## PROBLEM STATEMENT
Spot each line that carries the word "iosrjournals"; copy those lines.

## PROVIDED INFORMATION
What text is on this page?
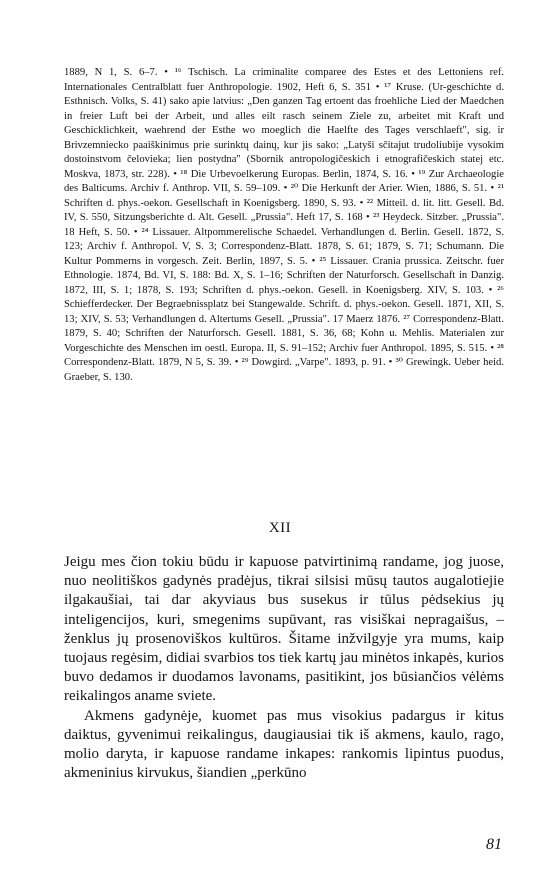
1889, N 1, S. 6–7. • ¹⁶ Tschisch. La criminalite comparee des Estes et des Lettoniens ref. Internationales Centralblatt fuer Anthropologie. 1902, Heft 6, S. 351 • ¹⁷ Kruse. (Ur-geschichte d. Esthnisch. Volks, S. 41) sako apie latvius: „Den ganzen Tag ertoent das froehliche Lied der Maedchen in freier Luft bei der Arbeit, und alles eilt rasch seinem Ziele zu, arbeitet mit Kraft und Geschicklichkeit, waehrend der Esthe wo moeglich die Haelfte des Tages verschlaeft", sig. ir Brivzemniecko paaiškinimus prie surinktų dainų, kur jis sako: „Latyši sčitajut trudoliubije vysokim dostoinstvom čelovieka; lien postydna" (Sbornik antropologičeskich i etnografičeskich statej etc. Moskva, 1873, str. 228). • ¹⁸ Die Urbevoelkerung Europas. Berlin, 1874, S. 16. • ¹⁹ Zur Archaeologie des Balticums. Archiv f. Anthrop. VII, S. 59–109. • ²⁰ Die Herkunft der Arier. Wien, 1886, S. 51. • ²¹ Schriften d. phys.-oekon. Gesellschaft in Koenigsberg. 1890, S. 93. • ²² Mitteil. d. lit. litt. Gesell. Bd. IV, S. 550, Sitzungsberichte d. Alt. Gesell. „Prussia". Heft 17, S. 168 • ²³ Heydeck. Sitzber. „Prussia". 18 Heft, S. 50. • ²⁴ Lissauer. Altpommerelische Schaedel. Verhandlungen d. Berlin. Gesell. 1872, S. 123; Archiv f. Anthropol. V, S. 3; Correspondenz-Blatt. 1878, S. 61; 1879, S. 71; Schumann. Die Kultur Pommerns in vorgesch. Zeit. Berlin, 1897, S. 5. • ²⁵ Lissauer. Crania prussica. Zeitschr. fuer Ethnologie. 1874, Bd. VI, S. 188: Bd. X, S. 1–16; Schriften der Naturforsch. Gesellschaft in Danzig. 1872, III, S. 1; 1878, S. 193; Schriften d. phys.-oekon. Gesell. in Koenigsberg. XIV, S. 103. • ²⁶ Schiefferdecker. Der Begraebnissplatz bei Stangewalde. Schrift. d. phys.-oekon. Gesell. 1871, XII, S. 13; XIV, S. 53; Verhandlungen d. Altertums Gesell. „Prussia". 17 Maerz 1876. ²⁷ Correspondenz-Blatt. 1879, S. 40; Schriften der Naturforsch. Gesell. 1881, S. 36, 68; Kohn u. Mehlis. Materialen zur Vorgeschichte des Menschen im oestl. Europa. II, S. 91–152; Archiv fuer Anthropol. 1895, S. 515. • ²⁸ Correspondenz-Blatt. 1879, N 5, S. 39. • ²⁹ Dowgird. „Varpe". 1893, p. 91. • ³⁰ Grewingk. Ueber heid. Graeber, S. 130.

XII

Jeigu mes čion tokiu būdu ir kapuose patvirtinimą randame, jog juose, nuo neolitiškos gadynės pradėjus, tikrai silsisi mūsų tautos augalotiejie ilgakaušiai, tai dar akyviaus bus susekus ir tūlus pėdsekius jų inteligencijos, kuri, smegenims supūvant, ras visiškai nepragaišus, – ženklus jų prosenoviškos kultūros. Šitame inžvilgyje yra mums, kaip tuojaus regėsim, didiai svarbios tos tiek kartų jau minėtos inkapės, kurios buvo dedamos ir duodamos lavonams, pasitikint, jos būsiančios vėlėms reikalingos aname sviete.

Akmens gadynėje, kuomet pas mus visokius padargus ir kitus daiktus, gyvenimui reikalingus, daugiausiai tik iš akmens, kaulo, rago, molio daryta, ir kapuose randame inkapes: rankomis lipintus puodus, akmeninius kirvukus, šiandien „perkūno

81
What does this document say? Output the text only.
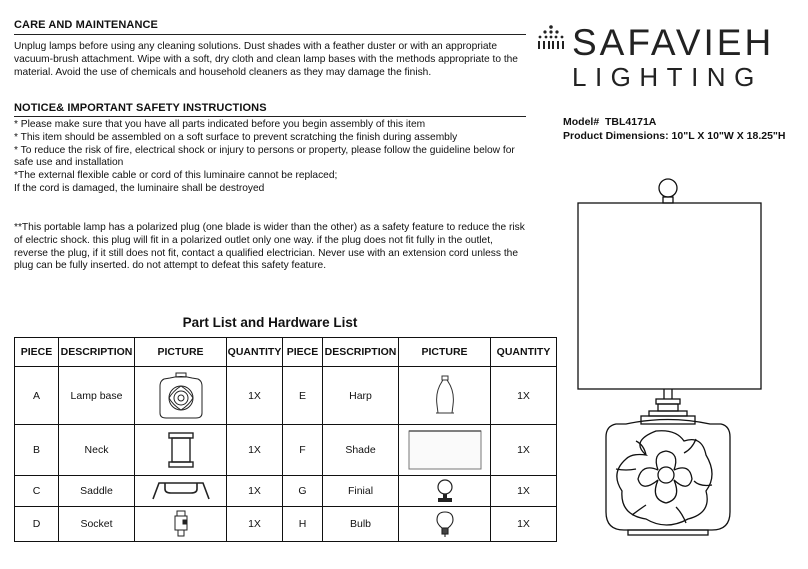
CARE AND MAINTENANCE
Unplug lamps before using any cleaning solutions. Dust shades with a feather duster or with an appropriate vacuum-brush attachment. Wipe with a soft, dry cloth and clean lamp bases with the methods appropriate to the material. Avoid the use of chemicals and household cleaners as they may damage the finish.
NOTICE& IMPORTANT SAFETY INSTRUCTIONS
* Please make sure that you have all parts indicated before you begin assembly of this item
* This item should be assembled on a soft surface to prevent scratching the finish during assembly
* To reduce the risk of fire, electrical shock or injury to persons or property, please follow the guideline below for safe use and installation
*The external flexible cable or cord of this luminaire cannot be replaced;
If the cord is damaged, the luminaire shall be destroyed
**This portable lamp has a polarized plug (one blade is wider than the other) as a safety feature to reduce the risk of electric shock. this plug will fit in a polarized outlet only one way. if the plug does not fit fully in the outlet, reverse the plug, if it still does not fit, contact a qualified electrician. Never use with an extension cord unless the plug can be fully inserted. do not attempt to defeat this safety feature.
SAFAVIEH
LIGHTING
Model# TBL4171A
Product Dimensions: 10"L X 10"W X 18.25"H
Part List and Hardware List
PIECE	DESCRIPTION	PICTURE	QUANTITY	PIECE	DESCRIPTION	PICTURE	QUANTITY
A	Lamp base		1X	E	Harp		1X
B	Neck		1X	F	Shade		1X
C	Saddle		1X	G	Finial		1X
D	Socket		1X	H	Bulb		1X
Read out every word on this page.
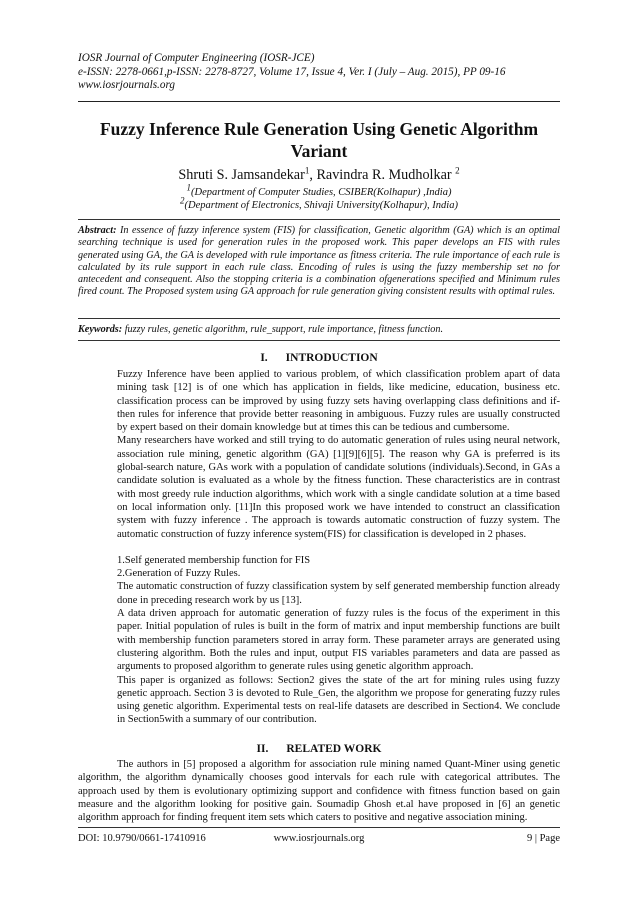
IOSR Journal of Computer Engineering (IOSR-JCE)
e-ISSN: 2278-0661,p-ISSN: 2278-8727, Volume 17, Issue 4, Ver. I (July – Aug. 2015), PP 09-16
www.iosrjournals.org
Fuzzy Inference Rule Generation Using Genetic Algorithm
Variant
Shruti S. Jamsandekar$^1$, Ravindra R. Mudholkar $^2$
$^1$(Department of Computer Studies, CSIBER(Kolhapur) ,India)
$^2$(Department of Electronics, Shivaji University(Kolhapur), India)
Abstract: In essence of fuzzy inference system (FIS) for classification, Genetic algorithm (GA) which is an optimal searching technique is used for generation rules in the proposed work. This paper develops an FIS with rules generated using GA, the GA is developed with rule importance as fitness criteria. The rule importance of each rule is calculated by its rule support in each rule class. Encoding of rules is using the fuzzy membership set no for antecedent and consequent. Also the stopping criteria is a combination ofgenerations specified and Minimum rules fired count. The Proposed system using GA approach for rule generation giving consistent results with optimal rules.
Keywords: fuzzy rules, genetic algorithm, rule_support, rule importance, fitness function.
I. INTRODUCTION

Fuzzy Inference have been applied to various problem, of which classification problem apart of data mining task [12] is of one which has application in fields, like medicine, education, business etc. classification process can be improved by using fuzzy sets having overlapping class definitions and if-then rules for inference that provide better reasoning in ambiguous. Fuzzy rules are usually constructed by expert based on their domain knowledge but at times this can be tedious and cumbersome.

Many researchers have worked and still trying to do automatic generation of rules using neural network, association rule mining, genetic algorithm (GA) [1][9][6][5]. The reason why GA is preferred is its global-search nature, GAs work with a population of candidate solutions (individuals).Second, in GAs a candidate solution is evaluated as a whole by the fitness function. These characteristics are in contrast with most greedy rule induction algorithms, which work with a single candidate solution at a time based on local information only. [11]In this proposed work we have intended to construct an classification system with fuzzy inference . The approach is towards automatic construction of fuzzy system. The automatic construction of fuzzy inference system(FIS) for classification is developed in 2 phases.

1.Self generated membership function for FIS

2.Generation of Fuzzy Rules.

The automatic construction of fuzzy classification system by self generated membership function already done in preceding research work by us [13].

A data driven approach for automatic generation of fuzzy rules is the focus of the experiment in this paper. Initial population of rules is built in the form of matrix and input membership functions are built with membership function parameters stored in array form. These parameter arrays are generated using clustering algorithm. Both the rules and input, output FIS variables parameters and data are passed as arguments to proposed algorithm to generate rules using genetic algorithm approach.

This paper is organized as follows: Section2 gives the state of the art for mining rules using fuzzy genetic approach. Section 3 is devoted to Rule_Gen, the algorithm we propose for generating fuzzy rules using genetic algorithm. Experimental tests on real-life datasets are described in Section4. We conclude in Section5with a summary of our contribution.

II. RELATED WORK

The authors in [5] proposed a algorithm for association rule mining named Quant-Miner using genetic algorithm, the algorithm dynamically chooses good intervals for each rule with categorical attributes. The approach used by them is evolutionary optimizing support and confidence with fitness function based on gain measure and the algorithm looking for positive gain. Soumadip Ghosh et.al have proposed in [6] an genetic algorithm approach for finding frequent item sets which caters to positive and negative association mining.

DOI: 10.9790/0661-17410916	www.iosrjournals.org	9 | Page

## ANSWER TO THE PROBLEM
www.iosrjournals.org
DOI: 10.9790/0661-17410916	www.iosrjournals.org	9 | Page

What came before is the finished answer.